What is being asked
Please reproduce the rows word for word, starting with the first row and stopping after the line that contains "author-name[interactable] [110,206,222,221]".

Records supplied
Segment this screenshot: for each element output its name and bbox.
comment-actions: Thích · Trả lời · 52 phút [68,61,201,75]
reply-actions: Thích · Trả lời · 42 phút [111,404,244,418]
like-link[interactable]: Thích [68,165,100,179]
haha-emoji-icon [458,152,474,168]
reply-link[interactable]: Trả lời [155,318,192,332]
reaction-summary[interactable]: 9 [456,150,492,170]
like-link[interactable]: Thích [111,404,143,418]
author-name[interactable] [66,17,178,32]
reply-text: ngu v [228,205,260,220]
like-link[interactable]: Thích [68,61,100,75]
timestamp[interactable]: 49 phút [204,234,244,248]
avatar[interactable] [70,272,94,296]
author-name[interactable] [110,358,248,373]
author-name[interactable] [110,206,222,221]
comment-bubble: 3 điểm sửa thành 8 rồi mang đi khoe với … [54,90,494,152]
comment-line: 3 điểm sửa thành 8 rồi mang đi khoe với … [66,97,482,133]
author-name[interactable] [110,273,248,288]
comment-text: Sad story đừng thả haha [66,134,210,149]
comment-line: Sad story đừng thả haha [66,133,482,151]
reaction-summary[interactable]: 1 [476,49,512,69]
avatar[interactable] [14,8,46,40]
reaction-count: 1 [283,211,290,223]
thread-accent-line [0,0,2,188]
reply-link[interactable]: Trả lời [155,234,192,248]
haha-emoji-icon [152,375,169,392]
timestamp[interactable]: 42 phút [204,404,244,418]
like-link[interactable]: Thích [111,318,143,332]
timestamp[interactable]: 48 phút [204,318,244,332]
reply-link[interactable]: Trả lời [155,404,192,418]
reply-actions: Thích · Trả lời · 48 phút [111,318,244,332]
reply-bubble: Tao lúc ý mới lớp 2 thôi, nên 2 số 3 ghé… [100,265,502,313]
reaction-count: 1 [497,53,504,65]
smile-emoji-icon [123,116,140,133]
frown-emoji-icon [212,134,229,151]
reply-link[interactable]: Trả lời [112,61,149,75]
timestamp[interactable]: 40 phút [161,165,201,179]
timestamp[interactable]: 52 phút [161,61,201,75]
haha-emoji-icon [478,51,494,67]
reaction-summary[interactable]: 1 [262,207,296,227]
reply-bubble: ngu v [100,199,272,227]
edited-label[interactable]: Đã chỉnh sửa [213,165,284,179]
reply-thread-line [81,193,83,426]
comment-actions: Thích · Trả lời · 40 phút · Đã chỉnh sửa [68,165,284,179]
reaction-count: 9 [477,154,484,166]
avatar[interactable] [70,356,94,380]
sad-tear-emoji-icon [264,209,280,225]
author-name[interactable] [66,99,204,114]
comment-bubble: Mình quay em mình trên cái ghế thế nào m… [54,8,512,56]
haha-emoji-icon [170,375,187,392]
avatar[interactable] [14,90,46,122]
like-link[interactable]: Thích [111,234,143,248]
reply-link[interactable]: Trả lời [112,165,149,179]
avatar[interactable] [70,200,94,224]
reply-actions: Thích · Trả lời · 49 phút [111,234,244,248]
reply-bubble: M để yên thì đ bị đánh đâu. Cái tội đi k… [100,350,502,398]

Response below
Segment this screenshot: for each element output its name and bbox.
comment-actions: Thích · Trả lời · 52 phút [68,61,201,75]
reply-actions: Thích · Trả lời · 42 phút [111,404,244,418]
like-link[interactable]: Thích [68,165,100,179]
haha-emoji-icon [458,152,474,168]
reply-link[interactable]: Trả lời [155,318,192,332]
reaction-summary[interactable]: 9 [456,150,492,170]
like-link[interactable]: Thích [111,404,143,418]
author-name[interactable] [66,17,178,32]
reply-text: ngu v [228,205,260,220]
like-link[interactable]: Thích [68,61,100,75]
timestamp[interactable]: 49 phút [204,234,244,248]
avatar[interactable] [70,272,94,296]
author-name[interactable] [110,358,248,373]
author-name[interactable] [110,206,222,221]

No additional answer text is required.